-- begin Provided records --

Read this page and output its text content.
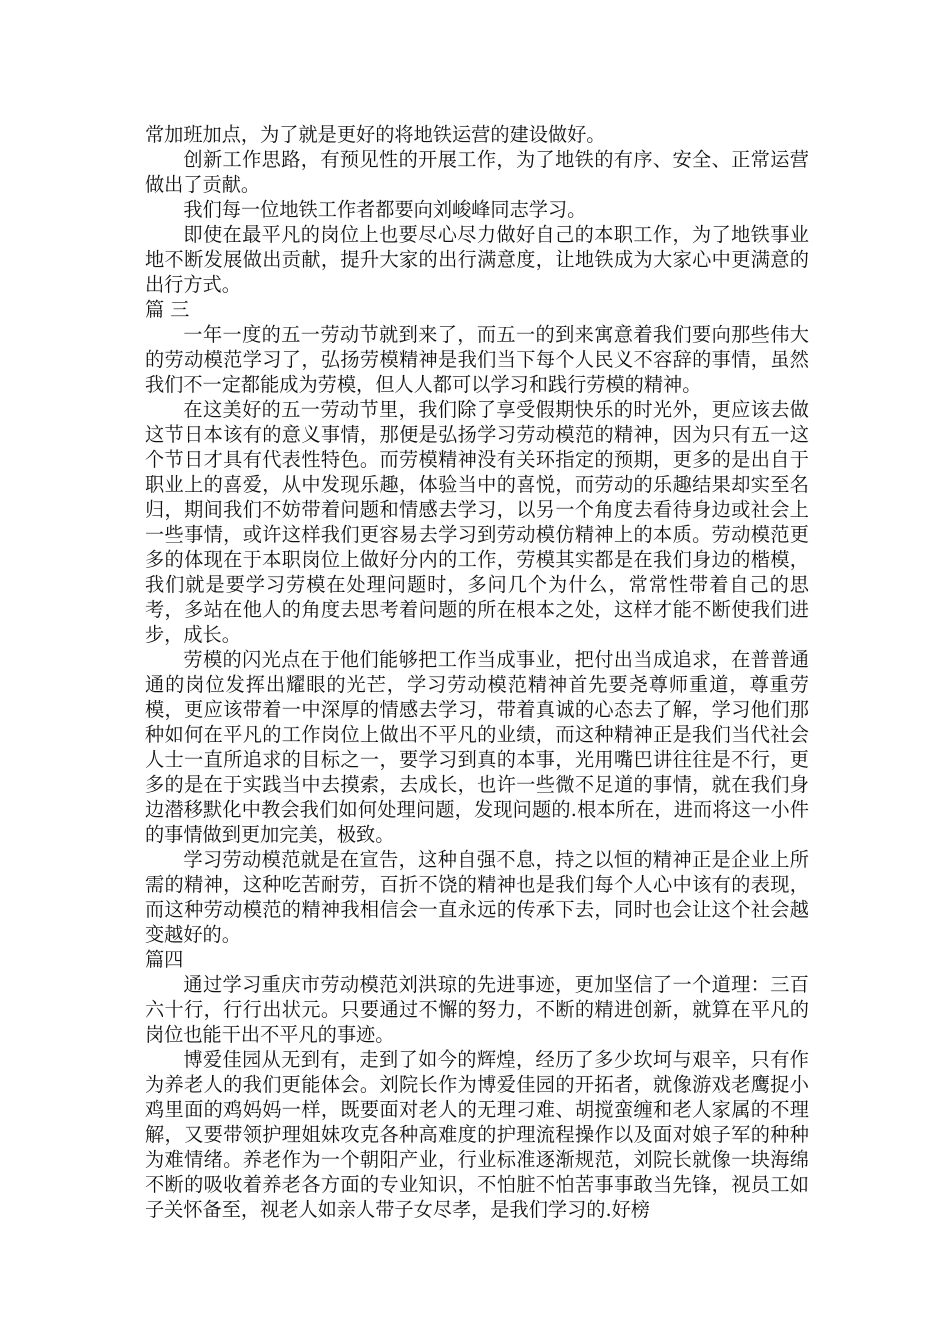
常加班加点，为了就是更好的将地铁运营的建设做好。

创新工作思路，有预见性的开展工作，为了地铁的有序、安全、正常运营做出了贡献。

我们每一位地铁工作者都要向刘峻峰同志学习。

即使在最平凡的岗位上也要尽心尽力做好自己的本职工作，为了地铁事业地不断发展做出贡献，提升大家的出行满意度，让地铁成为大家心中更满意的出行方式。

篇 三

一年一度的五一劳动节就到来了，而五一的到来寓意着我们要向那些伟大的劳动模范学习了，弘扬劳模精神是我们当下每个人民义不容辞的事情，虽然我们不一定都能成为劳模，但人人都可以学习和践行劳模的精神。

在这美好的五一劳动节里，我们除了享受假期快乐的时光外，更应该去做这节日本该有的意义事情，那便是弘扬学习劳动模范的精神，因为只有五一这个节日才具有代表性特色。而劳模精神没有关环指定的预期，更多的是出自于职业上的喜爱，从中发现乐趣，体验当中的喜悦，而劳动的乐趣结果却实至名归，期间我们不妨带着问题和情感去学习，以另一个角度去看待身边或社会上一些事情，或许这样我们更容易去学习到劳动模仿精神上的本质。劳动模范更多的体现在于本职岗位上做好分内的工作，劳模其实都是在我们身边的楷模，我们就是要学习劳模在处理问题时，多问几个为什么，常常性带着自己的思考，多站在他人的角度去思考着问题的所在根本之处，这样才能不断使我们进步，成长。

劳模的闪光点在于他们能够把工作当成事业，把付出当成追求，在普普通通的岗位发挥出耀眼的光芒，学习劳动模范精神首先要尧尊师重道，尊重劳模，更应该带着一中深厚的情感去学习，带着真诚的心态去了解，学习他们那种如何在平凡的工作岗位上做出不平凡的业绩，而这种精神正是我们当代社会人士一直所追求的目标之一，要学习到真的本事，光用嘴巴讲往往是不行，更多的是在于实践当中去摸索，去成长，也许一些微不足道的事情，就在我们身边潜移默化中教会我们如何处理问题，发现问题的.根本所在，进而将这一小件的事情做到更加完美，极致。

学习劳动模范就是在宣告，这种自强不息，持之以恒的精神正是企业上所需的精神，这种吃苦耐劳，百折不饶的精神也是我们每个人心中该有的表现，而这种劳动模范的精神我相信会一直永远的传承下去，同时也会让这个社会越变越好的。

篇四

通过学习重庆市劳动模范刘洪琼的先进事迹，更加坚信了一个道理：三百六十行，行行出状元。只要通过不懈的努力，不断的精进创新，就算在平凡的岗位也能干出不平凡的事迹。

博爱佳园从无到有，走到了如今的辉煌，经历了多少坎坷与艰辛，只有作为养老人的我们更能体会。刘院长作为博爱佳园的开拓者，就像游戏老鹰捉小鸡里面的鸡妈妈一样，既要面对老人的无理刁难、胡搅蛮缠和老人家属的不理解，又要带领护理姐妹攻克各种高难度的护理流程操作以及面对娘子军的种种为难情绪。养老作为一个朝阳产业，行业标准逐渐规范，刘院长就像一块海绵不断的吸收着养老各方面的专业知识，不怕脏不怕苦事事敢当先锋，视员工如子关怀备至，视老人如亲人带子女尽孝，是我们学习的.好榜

-- end Provided records --

Task to complete: The records above should be reproduced exactly, with no pictures included.

Result of the task:
Read this page and output its text content.
常加班加点，为了就是更好的将地铁运营的建设做好。

创新工作思路，有预见性的开展工作，为了地铁的有序、安全、正常运营做出了贡献。

我们每一位地铁工作者都要向刘峻峰同志学习。

即使在最平凡的岗位上也要尽心尽力做好自己的本职工作，为了地铁事业地不断发展做出贡献，提升大家的出行满意度，让地铁成为大家心中更满意的出行方式。

篇 三

一年一度的五一劳动节就到来了，而五一的到来寓意着我们要向那些伟大的劳动模范学习了，弘扬劳模精神是我们当下每个人民义不容辞的事情，虽然我们不一定都能成为劳模，但人人都可以学习和践行劳模的精神。

在这美好的五一劳动节里，我们除了享受假期快乐的时光外，更应该去做这节日本该有的意义事情，那便是弘扬学习劳动模范的精神，因为只有五一这个节日才具有代表性特色。而劳模精神没有关环指定的预期，更多的是出自于职业上的喜爱，从中发现乐趣，体验当中的喜悦，而劳动的乐趣结果却实至名归，期间我们不妨带着问题和情感去学习，以另一个角度去看待身边或社会上一些事情，或许这样我们更容易去学习到劳动模仿精神上的本质。劳动模范更多的体现在于本职岗位上做好分内的工作，劳模其实都是在我们身边的楷模，我们就是要学习劳模在处理问题时，多问几个为什么，常常性带着自己的思考，多站在他人的角度去思考着问题的所在根本之处，这样才能不断使我们进步，成长。

劳模的闪光点在于他们能够把工作当成事业，把付出当成追求，在普普通通的岗位发挥出耀眼的光芒，学习劳动模范精神首先要尧尊师重道，尊重劳模，更应该带着一中深厚的情感去学习，带着真诚的心态去了解，学习他们那种如何在平凡的工作岗位上做出不平凡的业绩，而这种精神正是我们当代社会人士一直所追求的目标之一，要学习到真的本事，光用嘴巴讲往往是不行，更多的是在于实践当中去摸索，去成长，也许一些微不足道的事情，就在我们身边潜移默化中教会我们如何处理问题，发现问题的.根本所在，进而将这一小件的事情做到更加完美，极致。

学习劳动模范就是在宣告，这种自强不息，持之以恒的精神正是企业上所需的精神，这种吃苦耐劳，百折不饶的精神也是我们每个人心中该有的表现，而这种劳动模范的精神我相信会一直永远的传承下去，同时也会让这个社会越变越好的。

篇四

通过学习重庆市劳动模范刘洪琼的先进事迹，更加坚信了一个道理：三百六十行，行行出状元。只要通过不懈的努力，不断的精进创新，就算在平凡的岗位也能干出不平凡的事迹。

博爱佳园从无到有，走到了如今的辉煌，经历了多少坎坷与艰辛，只有作为养老人的我们更能体会。刘院长作为博爱佳园的开拓者，就像游戏老鹰捉小鸡里面的鸡妈妈一样，既要面对老人的无理刁难、胡搅蛮缠和老人家属的不理解，又要带领护理姐妹攻克各种高难度的护理流程操作以及面对娘子军的种种为难情绪。养老作为一个朝阳产业，行业标准逐渐规范，刘院长就像一块海绵不断的吸收着养老各方面的专业知识，不怕脏不怕苦事事敢当先锋，视员工如子关怀备至，视老人如亲人带子女尽孝，是我们学习的.好榜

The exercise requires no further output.